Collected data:

>> begin

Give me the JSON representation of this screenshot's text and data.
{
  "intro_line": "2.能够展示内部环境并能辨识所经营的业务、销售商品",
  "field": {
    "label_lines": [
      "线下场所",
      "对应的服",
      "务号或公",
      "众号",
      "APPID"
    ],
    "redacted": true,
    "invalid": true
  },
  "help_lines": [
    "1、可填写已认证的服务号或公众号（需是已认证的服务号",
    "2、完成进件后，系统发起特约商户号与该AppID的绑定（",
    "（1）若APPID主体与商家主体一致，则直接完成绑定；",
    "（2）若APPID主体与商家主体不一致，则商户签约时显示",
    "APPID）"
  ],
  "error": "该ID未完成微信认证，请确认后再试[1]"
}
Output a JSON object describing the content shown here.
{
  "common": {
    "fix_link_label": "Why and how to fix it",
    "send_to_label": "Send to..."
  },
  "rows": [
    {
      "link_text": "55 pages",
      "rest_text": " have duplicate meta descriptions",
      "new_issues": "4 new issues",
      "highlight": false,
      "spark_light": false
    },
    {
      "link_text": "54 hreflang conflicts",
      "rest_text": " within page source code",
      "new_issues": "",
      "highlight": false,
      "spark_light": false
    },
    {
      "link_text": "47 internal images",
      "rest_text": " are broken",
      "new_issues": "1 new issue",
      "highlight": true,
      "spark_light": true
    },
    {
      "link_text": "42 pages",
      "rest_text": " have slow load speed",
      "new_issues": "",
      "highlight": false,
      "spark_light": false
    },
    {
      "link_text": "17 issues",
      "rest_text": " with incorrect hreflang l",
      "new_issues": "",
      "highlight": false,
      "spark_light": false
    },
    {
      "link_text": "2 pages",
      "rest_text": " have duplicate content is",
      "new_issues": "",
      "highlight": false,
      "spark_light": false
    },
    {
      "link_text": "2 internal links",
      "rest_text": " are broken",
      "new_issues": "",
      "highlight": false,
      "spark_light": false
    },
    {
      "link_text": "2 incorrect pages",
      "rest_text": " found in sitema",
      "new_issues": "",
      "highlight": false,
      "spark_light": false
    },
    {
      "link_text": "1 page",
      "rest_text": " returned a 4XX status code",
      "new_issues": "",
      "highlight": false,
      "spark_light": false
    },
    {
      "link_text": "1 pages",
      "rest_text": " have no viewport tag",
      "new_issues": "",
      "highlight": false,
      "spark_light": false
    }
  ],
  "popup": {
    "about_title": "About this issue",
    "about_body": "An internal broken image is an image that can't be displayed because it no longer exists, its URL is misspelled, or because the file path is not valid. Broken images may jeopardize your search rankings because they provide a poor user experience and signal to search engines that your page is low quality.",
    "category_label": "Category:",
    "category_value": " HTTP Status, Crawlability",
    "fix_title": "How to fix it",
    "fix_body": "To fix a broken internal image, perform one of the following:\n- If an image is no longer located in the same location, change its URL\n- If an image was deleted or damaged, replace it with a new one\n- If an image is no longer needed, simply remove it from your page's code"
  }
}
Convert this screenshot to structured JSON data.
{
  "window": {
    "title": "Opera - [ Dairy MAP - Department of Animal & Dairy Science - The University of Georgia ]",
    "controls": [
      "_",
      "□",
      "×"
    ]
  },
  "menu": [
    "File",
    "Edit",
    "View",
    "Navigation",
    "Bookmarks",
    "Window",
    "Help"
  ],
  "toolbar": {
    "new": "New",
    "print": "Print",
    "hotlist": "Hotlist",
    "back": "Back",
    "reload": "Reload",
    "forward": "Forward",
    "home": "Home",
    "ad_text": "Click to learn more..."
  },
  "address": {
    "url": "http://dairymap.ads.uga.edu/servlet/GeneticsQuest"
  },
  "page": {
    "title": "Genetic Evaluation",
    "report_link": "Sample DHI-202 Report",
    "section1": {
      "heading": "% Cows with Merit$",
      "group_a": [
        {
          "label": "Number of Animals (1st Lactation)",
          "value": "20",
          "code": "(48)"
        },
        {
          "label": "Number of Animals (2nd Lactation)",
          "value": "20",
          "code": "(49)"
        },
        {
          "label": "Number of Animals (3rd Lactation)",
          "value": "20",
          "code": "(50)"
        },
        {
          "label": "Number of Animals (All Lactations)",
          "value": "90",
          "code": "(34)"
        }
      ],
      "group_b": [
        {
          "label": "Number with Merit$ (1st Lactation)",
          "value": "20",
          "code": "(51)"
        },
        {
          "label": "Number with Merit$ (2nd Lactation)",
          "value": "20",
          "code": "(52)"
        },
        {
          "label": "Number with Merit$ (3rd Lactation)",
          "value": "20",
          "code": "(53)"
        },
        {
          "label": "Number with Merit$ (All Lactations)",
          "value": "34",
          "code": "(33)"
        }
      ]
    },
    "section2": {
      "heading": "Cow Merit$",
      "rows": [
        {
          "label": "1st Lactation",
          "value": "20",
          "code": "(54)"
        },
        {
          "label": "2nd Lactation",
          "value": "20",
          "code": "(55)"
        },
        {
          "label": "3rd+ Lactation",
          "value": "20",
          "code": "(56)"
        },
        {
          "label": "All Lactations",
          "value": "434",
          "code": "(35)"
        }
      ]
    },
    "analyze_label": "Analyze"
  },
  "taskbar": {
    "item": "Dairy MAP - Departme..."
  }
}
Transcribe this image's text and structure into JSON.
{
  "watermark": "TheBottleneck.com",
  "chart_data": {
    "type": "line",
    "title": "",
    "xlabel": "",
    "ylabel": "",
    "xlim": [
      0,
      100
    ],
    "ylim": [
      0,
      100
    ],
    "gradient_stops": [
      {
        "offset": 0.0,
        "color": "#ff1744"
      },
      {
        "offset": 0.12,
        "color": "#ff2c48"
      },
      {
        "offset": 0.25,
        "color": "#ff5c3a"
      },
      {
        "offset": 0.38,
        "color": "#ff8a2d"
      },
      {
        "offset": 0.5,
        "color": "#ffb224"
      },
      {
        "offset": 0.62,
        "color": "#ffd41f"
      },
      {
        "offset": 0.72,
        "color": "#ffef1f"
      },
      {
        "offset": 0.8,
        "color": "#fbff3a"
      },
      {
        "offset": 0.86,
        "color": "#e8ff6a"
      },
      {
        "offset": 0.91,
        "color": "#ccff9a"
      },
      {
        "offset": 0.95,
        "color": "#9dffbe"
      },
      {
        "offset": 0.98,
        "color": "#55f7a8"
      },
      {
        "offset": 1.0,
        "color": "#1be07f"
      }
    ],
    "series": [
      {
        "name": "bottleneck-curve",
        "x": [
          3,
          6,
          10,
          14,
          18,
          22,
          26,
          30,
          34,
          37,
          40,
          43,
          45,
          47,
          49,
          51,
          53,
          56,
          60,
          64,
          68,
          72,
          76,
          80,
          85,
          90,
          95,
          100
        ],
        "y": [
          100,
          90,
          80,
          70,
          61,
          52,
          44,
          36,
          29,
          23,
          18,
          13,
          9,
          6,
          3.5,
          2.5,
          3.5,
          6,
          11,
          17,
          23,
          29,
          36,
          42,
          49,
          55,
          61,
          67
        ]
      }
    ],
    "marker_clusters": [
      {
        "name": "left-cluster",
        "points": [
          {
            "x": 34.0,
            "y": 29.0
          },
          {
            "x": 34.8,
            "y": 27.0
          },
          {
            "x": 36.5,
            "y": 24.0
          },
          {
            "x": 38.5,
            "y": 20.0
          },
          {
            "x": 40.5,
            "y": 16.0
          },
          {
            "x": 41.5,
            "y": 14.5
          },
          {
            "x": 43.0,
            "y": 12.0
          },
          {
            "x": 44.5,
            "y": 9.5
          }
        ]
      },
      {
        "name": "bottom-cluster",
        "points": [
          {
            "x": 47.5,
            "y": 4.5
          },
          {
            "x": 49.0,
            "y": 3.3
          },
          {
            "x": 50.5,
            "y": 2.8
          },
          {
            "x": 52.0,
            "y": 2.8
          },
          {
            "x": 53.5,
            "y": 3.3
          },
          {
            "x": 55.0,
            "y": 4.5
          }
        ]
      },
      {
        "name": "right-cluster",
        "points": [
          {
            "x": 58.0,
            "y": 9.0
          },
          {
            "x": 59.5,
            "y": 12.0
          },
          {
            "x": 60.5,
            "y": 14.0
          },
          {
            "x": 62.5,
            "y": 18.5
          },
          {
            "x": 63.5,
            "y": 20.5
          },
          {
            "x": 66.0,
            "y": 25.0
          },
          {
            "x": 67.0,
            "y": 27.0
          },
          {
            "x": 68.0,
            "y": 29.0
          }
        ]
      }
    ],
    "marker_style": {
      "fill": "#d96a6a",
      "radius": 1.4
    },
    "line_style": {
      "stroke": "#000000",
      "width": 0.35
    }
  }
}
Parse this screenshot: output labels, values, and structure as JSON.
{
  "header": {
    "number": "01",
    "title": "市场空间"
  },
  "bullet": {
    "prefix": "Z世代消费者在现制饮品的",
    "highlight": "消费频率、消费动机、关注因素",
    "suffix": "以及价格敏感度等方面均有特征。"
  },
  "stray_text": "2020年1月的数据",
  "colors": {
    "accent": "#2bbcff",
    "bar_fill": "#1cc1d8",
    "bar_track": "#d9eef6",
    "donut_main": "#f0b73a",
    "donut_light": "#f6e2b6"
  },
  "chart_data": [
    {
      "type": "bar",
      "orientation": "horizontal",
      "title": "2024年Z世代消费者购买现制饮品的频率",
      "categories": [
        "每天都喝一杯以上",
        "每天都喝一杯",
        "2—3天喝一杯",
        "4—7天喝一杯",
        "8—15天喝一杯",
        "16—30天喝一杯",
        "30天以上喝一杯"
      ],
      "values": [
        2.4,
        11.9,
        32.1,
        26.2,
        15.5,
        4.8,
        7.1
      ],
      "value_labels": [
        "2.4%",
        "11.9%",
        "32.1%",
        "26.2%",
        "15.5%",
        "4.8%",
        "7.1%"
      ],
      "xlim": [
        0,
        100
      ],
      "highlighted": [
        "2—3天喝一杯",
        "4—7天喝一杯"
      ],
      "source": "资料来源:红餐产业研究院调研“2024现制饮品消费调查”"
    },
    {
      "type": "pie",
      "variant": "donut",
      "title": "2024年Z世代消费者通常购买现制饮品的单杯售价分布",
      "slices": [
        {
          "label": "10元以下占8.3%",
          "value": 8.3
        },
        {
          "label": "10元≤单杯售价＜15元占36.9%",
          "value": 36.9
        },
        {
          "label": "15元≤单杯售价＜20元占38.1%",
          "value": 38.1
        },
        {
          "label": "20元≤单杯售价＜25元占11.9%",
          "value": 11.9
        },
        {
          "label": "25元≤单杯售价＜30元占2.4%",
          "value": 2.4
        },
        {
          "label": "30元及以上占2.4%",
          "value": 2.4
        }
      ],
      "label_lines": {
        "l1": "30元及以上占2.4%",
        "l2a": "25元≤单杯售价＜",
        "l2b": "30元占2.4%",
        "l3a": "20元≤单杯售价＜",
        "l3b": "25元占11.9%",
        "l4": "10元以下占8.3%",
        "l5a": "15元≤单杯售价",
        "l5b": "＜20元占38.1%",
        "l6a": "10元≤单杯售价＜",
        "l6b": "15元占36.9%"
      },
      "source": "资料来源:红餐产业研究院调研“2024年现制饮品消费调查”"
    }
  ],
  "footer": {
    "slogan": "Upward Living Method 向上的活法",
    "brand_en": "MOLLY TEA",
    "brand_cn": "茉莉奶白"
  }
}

>> end

WHAT TO WORK ON »
Find the string "Merit" in the listing and return every line that holds it.

REPLY TO THE EXERCISE »
      "heading": "% Cows with Merit$",
          "label": "Number with Merit$ (1st Lactation)",
          "label": "Number with Merit$ (2nd Lactation)",
          "label": "Number with Merit$ (3rd Lactation)",
          "label": "Number with Merit$ (All Lactations)",
      "heading": "Cow Merit$",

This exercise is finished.